_Directive:_ Extract every entry word for word.

_Task data:_
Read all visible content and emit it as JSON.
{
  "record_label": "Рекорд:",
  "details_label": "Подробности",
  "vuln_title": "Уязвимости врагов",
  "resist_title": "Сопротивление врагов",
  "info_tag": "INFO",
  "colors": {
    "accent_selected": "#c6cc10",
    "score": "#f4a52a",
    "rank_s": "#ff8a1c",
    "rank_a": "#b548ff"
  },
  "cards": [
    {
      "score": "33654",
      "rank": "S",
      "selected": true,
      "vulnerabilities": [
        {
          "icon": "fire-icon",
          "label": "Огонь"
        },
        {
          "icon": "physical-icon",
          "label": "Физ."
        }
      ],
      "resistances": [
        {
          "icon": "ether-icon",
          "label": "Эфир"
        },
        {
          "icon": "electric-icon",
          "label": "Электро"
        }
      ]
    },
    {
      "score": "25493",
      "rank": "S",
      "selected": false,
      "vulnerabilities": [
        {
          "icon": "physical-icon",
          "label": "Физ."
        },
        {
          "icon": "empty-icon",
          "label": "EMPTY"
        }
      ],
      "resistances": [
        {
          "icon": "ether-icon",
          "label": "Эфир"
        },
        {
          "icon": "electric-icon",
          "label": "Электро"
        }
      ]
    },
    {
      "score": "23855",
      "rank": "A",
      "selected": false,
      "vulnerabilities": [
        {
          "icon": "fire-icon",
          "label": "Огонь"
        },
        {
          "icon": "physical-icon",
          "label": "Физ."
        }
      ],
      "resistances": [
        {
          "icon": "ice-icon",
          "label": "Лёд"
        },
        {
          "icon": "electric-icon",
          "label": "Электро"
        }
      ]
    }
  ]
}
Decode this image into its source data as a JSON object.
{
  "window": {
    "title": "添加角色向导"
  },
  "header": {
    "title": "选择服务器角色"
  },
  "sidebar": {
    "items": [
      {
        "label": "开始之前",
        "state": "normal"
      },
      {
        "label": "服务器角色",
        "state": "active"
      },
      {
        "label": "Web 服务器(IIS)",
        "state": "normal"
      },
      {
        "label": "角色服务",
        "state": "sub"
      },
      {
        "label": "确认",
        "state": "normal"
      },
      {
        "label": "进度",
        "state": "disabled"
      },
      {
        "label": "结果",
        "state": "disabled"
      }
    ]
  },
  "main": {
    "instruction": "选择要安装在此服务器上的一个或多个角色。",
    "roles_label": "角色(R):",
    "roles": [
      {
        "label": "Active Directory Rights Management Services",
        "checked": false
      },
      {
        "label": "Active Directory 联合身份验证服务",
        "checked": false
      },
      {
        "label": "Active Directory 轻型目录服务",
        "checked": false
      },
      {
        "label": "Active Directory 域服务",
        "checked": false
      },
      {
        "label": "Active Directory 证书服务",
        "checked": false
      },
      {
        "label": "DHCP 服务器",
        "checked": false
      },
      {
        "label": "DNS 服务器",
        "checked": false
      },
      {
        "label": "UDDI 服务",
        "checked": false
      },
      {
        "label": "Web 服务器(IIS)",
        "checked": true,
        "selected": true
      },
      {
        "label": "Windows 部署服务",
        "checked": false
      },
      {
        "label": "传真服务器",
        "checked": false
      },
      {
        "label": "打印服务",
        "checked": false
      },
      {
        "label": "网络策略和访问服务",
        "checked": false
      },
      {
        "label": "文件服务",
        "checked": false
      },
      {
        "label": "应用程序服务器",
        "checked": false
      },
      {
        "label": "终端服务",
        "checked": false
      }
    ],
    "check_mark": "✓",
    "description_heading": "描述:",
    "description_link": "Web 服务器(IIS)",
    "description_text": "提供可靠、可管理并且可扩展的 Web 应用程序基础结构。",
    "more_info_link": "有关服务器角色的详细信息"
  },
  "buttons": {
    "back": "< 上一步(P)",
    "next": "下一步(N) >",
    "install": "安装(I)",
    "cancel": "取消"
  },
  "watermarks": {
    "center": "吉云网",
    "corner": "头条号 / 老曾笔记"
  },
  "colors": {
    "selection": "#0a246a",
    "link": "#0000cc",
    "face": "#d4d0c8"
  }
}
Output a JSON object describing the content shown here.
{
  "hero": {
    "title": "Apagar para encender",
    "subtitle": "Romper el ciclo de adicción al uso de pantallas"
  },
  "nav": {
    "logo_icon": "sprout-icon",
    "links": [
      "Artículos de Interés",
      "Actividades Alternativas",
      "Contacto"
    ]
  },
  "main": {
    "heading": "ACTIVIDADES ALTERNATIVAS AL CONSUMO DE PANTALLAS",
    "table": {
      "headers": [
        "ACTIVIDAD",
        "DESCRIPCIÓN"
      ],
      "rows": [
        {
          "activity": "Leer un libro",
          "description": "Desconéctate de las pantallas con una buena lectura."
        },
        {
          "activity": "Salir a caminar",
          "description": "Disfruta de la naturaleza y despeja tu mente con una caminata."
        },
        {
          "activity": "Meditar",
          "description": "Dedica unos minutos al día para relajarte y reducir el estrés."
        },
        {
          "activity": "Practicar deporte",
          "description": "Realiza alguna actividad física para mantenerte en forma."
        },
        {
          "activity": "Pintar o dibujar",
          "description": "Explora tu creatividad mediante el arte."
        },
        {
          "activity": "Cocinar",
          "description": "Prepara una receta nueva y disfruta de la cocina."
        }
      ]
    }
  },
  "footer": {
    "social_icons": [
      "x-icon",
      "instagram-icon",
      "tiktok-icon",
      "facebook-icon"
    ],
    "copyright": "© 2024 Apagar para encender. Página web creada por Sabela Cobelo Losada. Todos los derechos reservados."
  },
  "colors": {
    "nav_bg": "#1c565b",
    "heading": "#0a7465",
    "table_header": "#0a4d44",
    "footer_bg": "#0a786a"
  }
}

_Solution below:_
Read all visible content and emit it as JSON.
{
  "record_label": "Рекорд:",
  "details_label": "Подробности",
  "vuln_title": "Уязвимости врагов",
  "resist_title": "Сопротивление врагов",
  "info_tag": "INFO",
  "colors": {
    "accent_selected": "#c6cc10",
    "score": "#f4a52a",
    "rank_s": "#ff8a1c",
    "rank_a": "#b548ff"
  },
  "cards": [
    {
      "score": "33654",
      "rank": "S",
      "selected": true,
      "vulnerabilities": [
        {
          "icon": "fire-icon",
          "label": "Огонь"
        },
        {
          "icon": "physical-icon",
          "label": "Физ."
        }
      ],
      "resistances": [
        {
          "icon": "ether-icon",
          "label": "Эфир"
        },
        {
          "icon": "electric-icon",
          "label": "Электро"
        }
      ]
    },
    {
      "score": "25493",
      "rank": "S",
      "selected": false,
      "vulnerabilities": [
        {
          "icon": "physical-icon",
          "label": "Физ."
        },
        {
          "icon": "empty-icon",
          "label": "EMPTY"
        }
      ],
      "resistances": [
        {
          "icon": "ether-icon",
          "label": "Эфир"
        },
        {
          "icon": "electric-icon",
          "label": "Электро"
        }
      ]
    },
    {
      "score": "23855",
      "rank": "A",
      "selected": false,
      "vulnerabilities": [
        {
          "icon": "fire-icon",
          "label": "Огонь"
        },
        {
          "icon": "physical-icon",
          "label": "Физ."
        }
      ],
      "resistances": [
        {
          "icon": "ice-icon",
          "label": "Лёд"
        },
        {
          "icon": "electric-icon",
          "label": "Электро"
        }
      ]
    }
  ]
}
Decode this image into its source data as a JSON object.
{
  "window": {
    "title": "添加角色向导"
  },
  "header": {
    "title": "选择服务器角色"
  },
  "sidebar": {
    "items": [
      {
        "label": "开始之前",
        "state": "normal"
      },
      {
        "label": "服务器角色",
        "state": "active"
      },
      {
        "label": "Web 服务器(IIS)",
        "state": "normal"
      },
      {
        "label": "角色服务",
        "state": "sub"
      },
      {
        "label": "确认",
        "state": "normal"
      },
      {
        "label": "进度",
        "state": "disabled"
      },
      {
        "label": "结果",
        "state": "disabled"
      }
    ]
  },
  "main": {
    "instruction": "选择要安装在此服务器上的一个或多个角色。",
    "roles_label": "角色(R):",
    "roles": [
      {
        "label": "Active Directory Rights Management Services",
        "checked": false
      },
      {
        "label": "Active Directory 联合身份验证服务",
        "checked": false
      },
      {
        "label": "Active Directory 轻型目录服务",
        "checked": false
      },
      {
        "label": "Active Directory 域服务",
        "checked": false
      },
      {
        "label": "Active Directory 证书服务",
        "checked": false
      },
      {
        "label": "DHCP 服务器",
        "checked": false
      },
      {
        "label": "DNS 服务器",
        "checked": false
      },
      {
        "label": "UDDI 服务",
        "checked": false
      },
      {
        "label": "Web 服务器(IIS)",
        "checked": true,
        "selected": true
      },
      {
        "label": "Windows 部署服务",
        "checked": false
      },
      {
        "label": "传真服务器",
        "checked": false
      },
      {
        "label": "打印服务",
        "checked": false
      },
      {
        "label": "网络策略和访问服务",
        "checked": false
      },
      {
        "label": "文件服务",
        "checked": false
      },
      {
        "label": "应用程序服务器",
        "checked": false
      },
      {
        "label": "终端服务",
        "checked": false
      }
    ],
    "check_mark": "✓",
    "description_heading": "描述:",
    "description_link": "Web 服务器(IIS)",
    "description_text": "提供可靠、可管理并且可扩展的 Web 应用程序基础结构。",
    "more_info_link": "有关服务器角色的详细信息"
  },
  "buttons": {
    "back": "< 上一步(P)",
    "next": "下一步(N) >",
    "install": "安装(I)",
    "cancel": "取消"
  },
  "watermarks": {
    "center": "吉云网",
    "corner": "头条号 / 老曾笔记"
  },
  "colors": {
    "selection": "#0a246a",
    "link": "#0000cc",
    "face": "#d4d0c8"
  }
}
Output a JSON object describing the content shown here.
{
  "hero": {
    "title": "Apagar para encender",
    "subtitle": "Romper el ciclo de adicción al uso de pantallas"
  },
  "nav": {
    "logo_icon": "sprout-icon",
    "links": [
      "Artículos de Interés",
      "Actividades Alternativas",
      "Contacto"
    ]
  },
  "main": {
    "heading": "ACTIVIDADES ALTERNATIVAS AL CONSUMO DE PANTALLAS",
    "table": {
      "headers": [
        "ACTIVIDAD",
        "DESCRIPCIÓN"
      ],
      "rows": [
        {
          "activity": "Leer un libro",
          "description": "Desconéctate de las pantallas con una buena lectura."
        },
        {
          "activity": "Salir a caminar",
          "description": "Disfruta de la naturaleza y despeja tu mente con una caminata."
        },
        {
          "activity": "Meditar",
          "description": "Dedica unos minutos al día para relajarte y reducir el estrés."
        },
        {
          "activity": "Practicar deporte",
          "description": "Realiza alguna actividad física para mantenerte en forma."
        },
        {
          "activity": "Pintar o dibujar",
          "description": "Explora tu creatividad mediante el arte."
        },
        {
          "activity": "Cocinar",
          "description": "Prepara una receta nueva y disfruta de la cocina."
        }
      ]
    }
  },
  "footer": {
    "social_icons": [
      "x-icon",
      "instagram-icon",
      "tiktok-icon",
      "facebook-icon"
    ],
    "copyright": "© 2024 Apagar para encender. Página web creada por Sabela Cobelo Losada. Todos los derechos reservados."
  },
  "colors": {
    "nav_bg": "#1c565b",
    "heading": "#0a7465",
    "table_header": "#0a4d44",
    "footer_bg": "#0a786a"
  }
}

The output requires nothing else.